EXERCISE TASK: Copy every line of the data in which the word "this" occurs.

ENTRIES PROVIDED:
== == ==

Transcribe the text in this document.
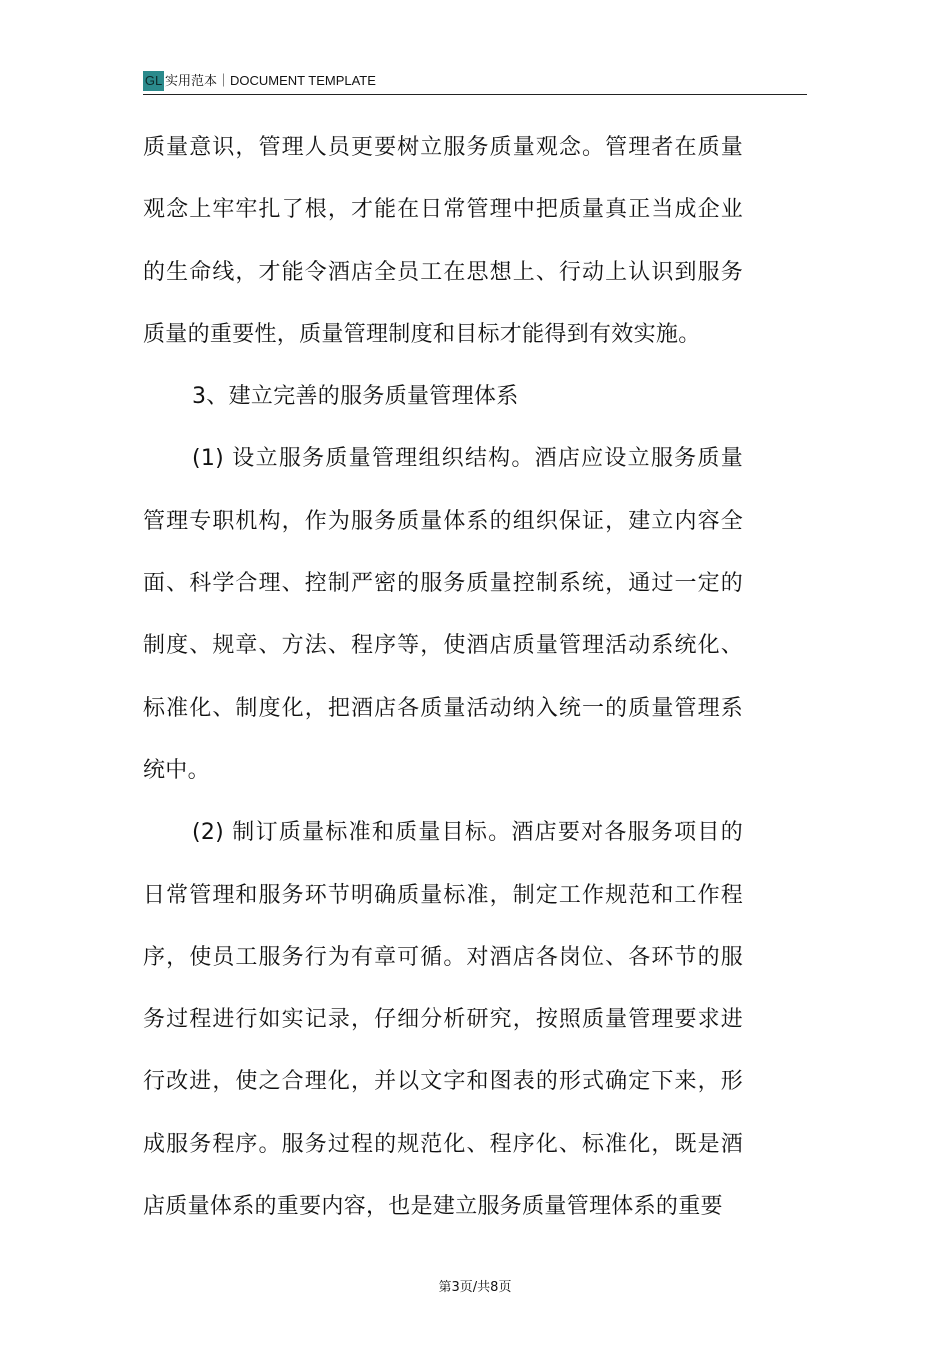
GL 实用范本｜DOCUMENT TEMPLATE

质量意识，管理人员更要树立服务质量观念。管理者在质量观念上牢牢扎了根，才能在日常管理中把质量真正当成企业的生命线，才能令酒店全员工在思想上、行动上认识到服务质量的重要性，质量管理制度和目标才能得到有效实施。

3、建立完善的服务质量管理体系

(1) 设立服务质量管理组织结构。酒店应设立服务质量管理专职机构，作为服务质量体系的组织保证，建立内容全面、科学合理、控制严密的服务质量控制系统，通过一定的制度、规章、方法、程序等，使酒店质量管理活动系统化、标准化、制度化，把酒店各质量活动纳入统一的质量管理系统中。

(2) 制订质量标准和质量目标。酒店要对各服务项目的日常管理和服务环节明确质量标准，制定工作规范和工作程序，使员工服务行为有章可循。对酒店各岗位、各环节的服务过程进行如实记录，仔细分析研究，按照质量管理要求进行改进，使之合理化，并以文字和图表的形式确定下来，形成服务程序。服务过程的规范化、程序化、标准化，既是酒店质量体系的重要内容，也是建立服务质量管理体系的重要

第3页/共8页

== == ==

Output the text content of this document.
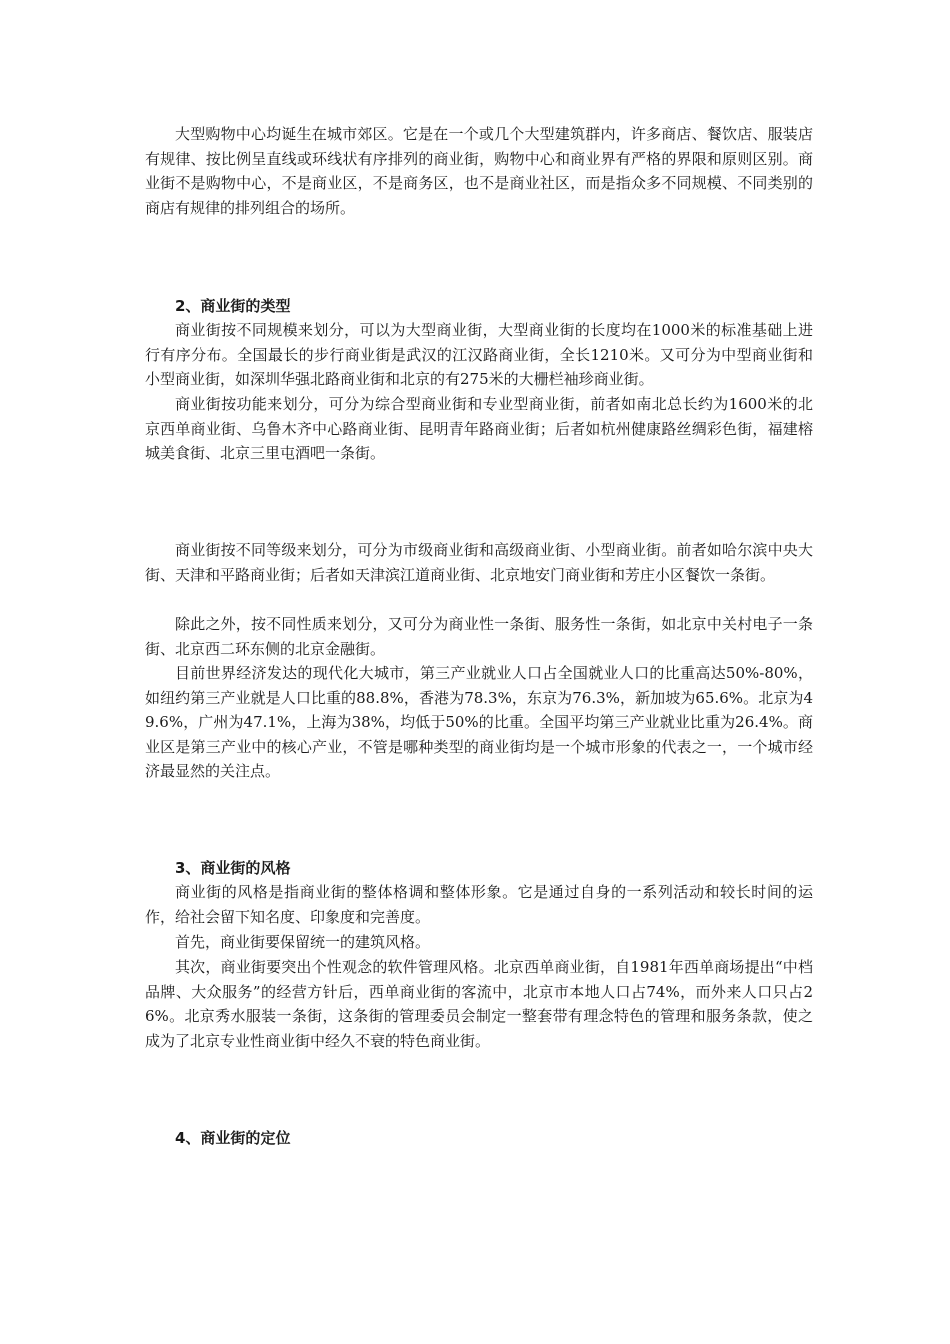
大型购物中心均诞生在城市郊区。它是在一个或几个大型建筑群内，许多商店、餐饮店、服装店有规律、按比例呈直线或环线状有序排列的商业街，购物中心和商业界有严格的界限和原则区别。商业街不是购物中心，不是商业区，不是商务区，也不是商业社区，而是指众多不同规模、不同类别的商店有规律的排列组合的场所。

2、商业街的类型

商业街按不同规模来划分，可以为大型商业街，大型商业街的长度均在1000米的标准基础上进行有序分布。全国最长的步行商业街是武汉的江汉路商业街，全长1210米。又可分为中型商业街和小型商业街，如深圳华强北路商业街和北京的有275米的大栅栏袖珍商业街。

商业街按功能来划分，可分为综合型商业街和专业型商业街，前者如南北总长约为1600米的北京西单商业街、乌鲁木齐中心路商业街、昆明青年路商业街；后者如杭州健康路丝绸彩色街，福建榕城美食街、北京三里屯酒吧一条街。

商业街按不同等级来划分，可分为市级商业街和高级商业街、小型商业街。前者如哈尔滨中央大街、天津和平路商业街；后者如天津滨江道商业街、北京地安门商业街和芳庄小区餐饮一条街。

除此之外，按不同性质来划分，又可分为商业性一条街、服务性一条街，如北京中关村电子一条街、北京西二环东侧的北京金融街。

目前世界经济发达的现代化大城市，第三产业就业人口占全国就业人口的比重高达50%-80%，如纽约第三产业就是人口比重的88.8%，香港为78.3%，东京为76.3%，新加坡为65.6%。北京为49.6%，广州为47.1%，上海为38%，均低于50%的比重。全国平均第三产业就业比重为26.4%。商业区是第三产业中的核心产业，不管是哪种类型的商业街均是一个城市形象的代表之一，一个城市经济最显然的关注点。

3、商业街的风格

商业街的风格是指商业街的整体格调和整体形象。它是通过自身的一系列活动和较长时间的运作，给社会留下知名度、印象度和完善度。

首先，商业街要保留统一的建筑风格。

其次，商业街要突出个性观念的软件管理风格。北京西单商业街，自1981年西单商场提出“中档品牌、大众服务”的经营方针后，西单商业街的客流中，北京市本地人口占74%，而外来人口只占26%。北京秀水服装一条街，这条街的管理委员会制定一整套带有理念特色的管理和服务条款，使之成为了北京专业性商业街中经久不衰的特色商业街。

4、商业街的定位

== == ==

RESPONSE:
Transcribe the text in this document.
Output the text content of this document.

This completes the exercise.